━━━ DATA EXTRACT ━━━

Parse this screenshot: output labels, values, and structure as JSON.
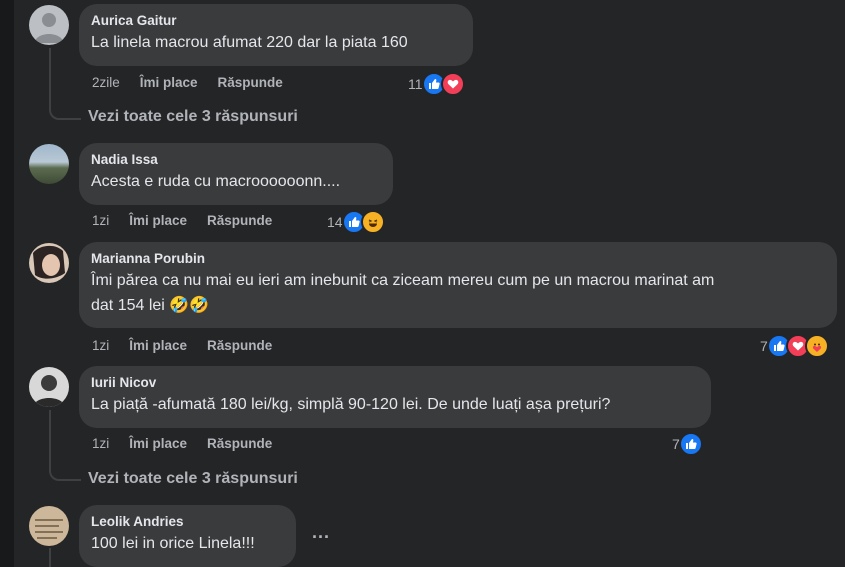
{
  "comments": [
    {
      "author": "Aurica Gaitur",
      "text": "La linela macrou afumat 220 dar la piata 160",
      "time": "2zile",
      "like": "Îmi place",
      "reply": "Răspunde",
      "reactions_count": "11",
      "reactions": [
        "like-icon",
        "love-icon"
      ]
    },
    {
      "author": "Nadia Issa",
      "text": "Acesta e ruda cu macroooooonn....",
      "time": "1zi",
      "like": "Îmi place",
      "reply": "Răspunde",
      "reactions_count": "14",
      "reactions": [
        "like-icon",
        "haha-icon"
      ]
    },
    {
      "author": "Marianna Porubin",
      "text_line1": "Îmi părea ca nu mai eu ieri am inebunit ca ziceam mereu cum pe un macrou marinat am",
      "text_line2": "dat 154 lei",
      "emoji": "🤣🤣",
      "time": "1zi",
      "like": "Îmi place",
      "reply": "Răspunde",
      "reactions_count": "7",
      "reactions": [
        "like-icon",
        "love-icon",
        "care-icon"
      ]
    },
    {
      "author": "Iurii Nicov",
      "text": "La piață -afumată 180 lei/kg, simplă 90-120 lei. De unde luați așa prețuri?",
      "time": "1zi",
      "like": "Îmi place",
      "reply": "Răspunde",
      "reactions_count": "7",
      "reactions": [
        "like-icon"
      ]
    },
    {
      "author": "Leolik Andries",
      "text": "100 lei in orice Linela!!!",
      "more": "..."
    }
  ],
  "see_all_replies_1": "Vezi toate cele 3 răspunsuri",
  "see_all_replies_2": "Vezi toate cele 3 răspunsuri",
  "colors": {
    "background": "#242526",
    "bubble": "#3a3b3c",
    "text": "#e4e6eb",
    "muted": "#b0b3b8",
    "like": "#1877f2",
    "love": "#f33e58"
  }
}
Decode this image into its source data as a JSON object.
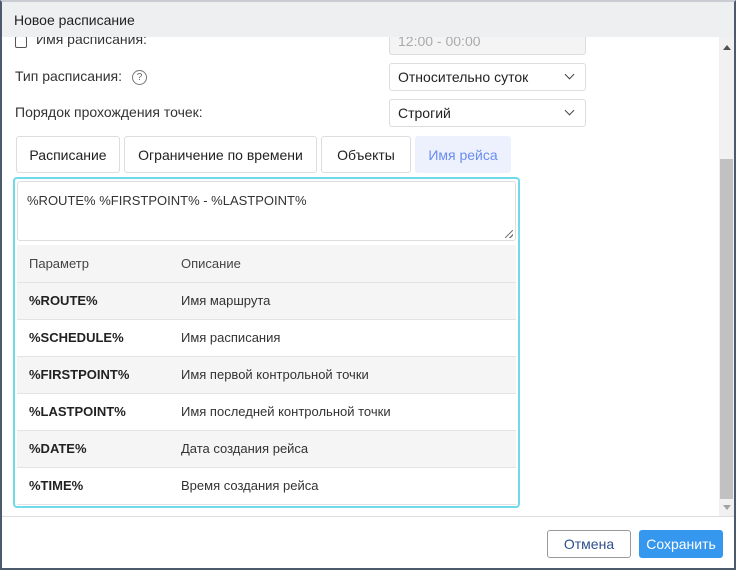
{
  "dialog": {
    "title": "Новое расписание"
  },
  "form": {
    "name_label": "Имя расписания:",
    "name_value": "12:00 - 00:00",
    "type_label": "Тип расписания:",
    "type_help": "?",
    "type_value": "Относительно суток",
    "order_label": "Порядок прохождения точек:",
    "order_value": "Строгий"
  },
  "tabs": [
    {
      "label": "Расписание"
    },
    {
      "label": "Ограничение по времени"
    },
    {
      "label": "Объекты"
    },
    {
      "label": "Имя рейса"
    }
  ],
  "template": {
    "value": "%ROUTE% %FIRSTPOINT% - %LASTPOINT%"
  },
  "table": {
    "headers": [
      "Параметр",
      "Описание"
    ],
    "rows": [
      {
        "param": "%ROUTE%",
        "desc": "Имя маршрута"
      },
      {
        "param": "%SCHEDULE%",
        "desc": "Имя расписания"
      },
      {
        "param": "%FIRSTPOINT%",
        "desc": "Имя первой контрольной точки"
      },
      {
        "param": "%LASTPOINT%",
        "desc": "Имя последней контрольной точки"
      },
      {
        "param": "%DATE%",
        "desc": "Дата создания рейса"
      },
      {
        "param": "%TIME%",
        "desc": "Время создания рейса"
      }
    ]
  },
  "footer": {
    "cancel": "Отмена",
    "save": "Сохранить"
  }
}
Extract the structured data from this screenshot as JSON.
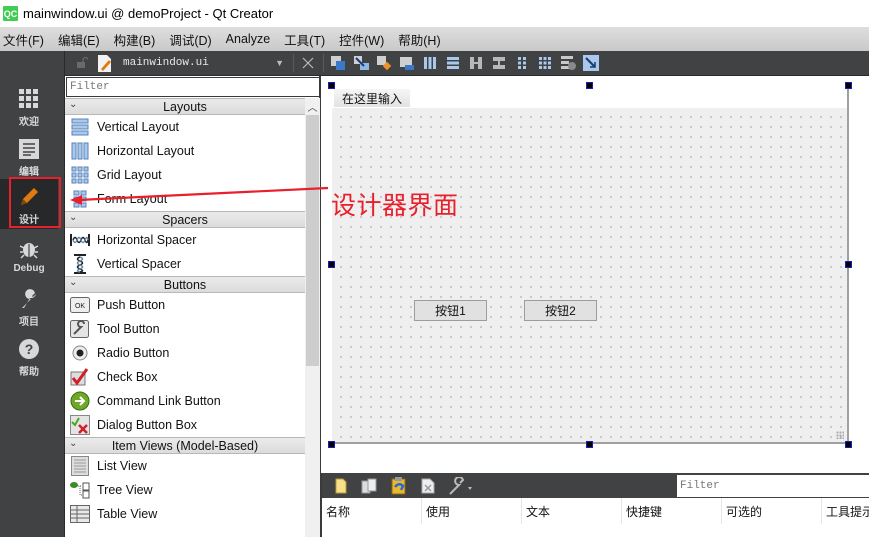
{
  "window": {
    "title": "mainwindow.ui @ demoProject - Qt Creator",
    "logo": "QC"
  },
  "menubar": {
    "items": [
      "文件(F)",
      "编辑(E)",
      "构建(B)",
      "调试(D)",
      "Analyze",
      "工具(T)",
      "控件(W)",
      "帮助(H)"
    ]
  },
  "modes": [
    {
      "label": "欢迎",
      "icon": "grid-icon",
      "active": false
    },
    {
      "label": "编辑",
      "icon": "document-icon",
      "active": false
    },
    {
      "label": "设计",
      "icon": "pencil-icon",
      "active": true
    },
    {
      "label": "Debug",
      "icon": "bug-icon",
      "active": false
    },
    {
      "label": "项目",
      "icon": "wrench-icon",
      "active": false
    },
    {
      "label": "帮助",
      "icon": "help-icon",
      "active": false
    }
  ],
  "editor_toolbar": {
    "file_name": "mainwindow.ui",
    "tools": [
      "edit-widgets",
      "edit-signals-slots",
      "edit-buddies",
      "edit-tab-order",
      "lay-out-horizontally",
      "lay-out-vertically",
      "lay-out-horizontally-splitter",
      "lay-out-vertically-splitter",
      "lay-out-form",
      "lay-out-grid",
      "break-layout",
      "adjust-size"
    ]
  },
  "widget_box": {
    "filter_placeholder": "Filter",
    "categories": [
      {
        "name": "Layouts",
        "items": [
          "Vertical Layout",
          "Horizontal Layout",
          "Grid Layout",
          "Form Layout"
        ]
      },
      {
        "name": "Spacers",
        "items": [
          "Horizontal Spacer",
          "Vertical Spacer"
        ]
      },
      {
        "name": "Buttons",
        "items": [
          "Push Button",
          "Tool Button",
          "Radio Button",
          "Check Box",
          "Command Link Button",
          "Dialog Button Box"
        ]
      },
      {
        "name": "Item Views (Model-Based)",
        "items": [
          "List View",
          "Tree View",
          "Table View"
        ]
      }
    ]
  },
  "form": {
    "menu_placeholder": "在这里输入",
    "buttons": [
      "按钮1",
      "按钮2"
    ]
  },
  "annotation": {
    "text": "设计器界面",
    "color": "#e8202c"
  },
  "action_editor": {
    "filter_placeholder": "Filter",
    "columns": [
      "名称",
      "使用",
      "文本",
      "快捷键",
      "可选的",
      "工具提示"
    ]
  },
  "colors": {
    "dark_panel": "#404244",
    "active_mode": "#262829",
    "highlight": "#e8202c",
    "handle": "#1a1ab5"
  }
}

━━━

• [EXERCISE TASK]: Scan the records for the string "LASTPOINT". Copy each line in which it appears.

• [TASK ANSWER]:
    "value": "%ROUTE% %FIRSTPOINT% - %LASTPOINT%"
        "param": "%LASTPOINT%",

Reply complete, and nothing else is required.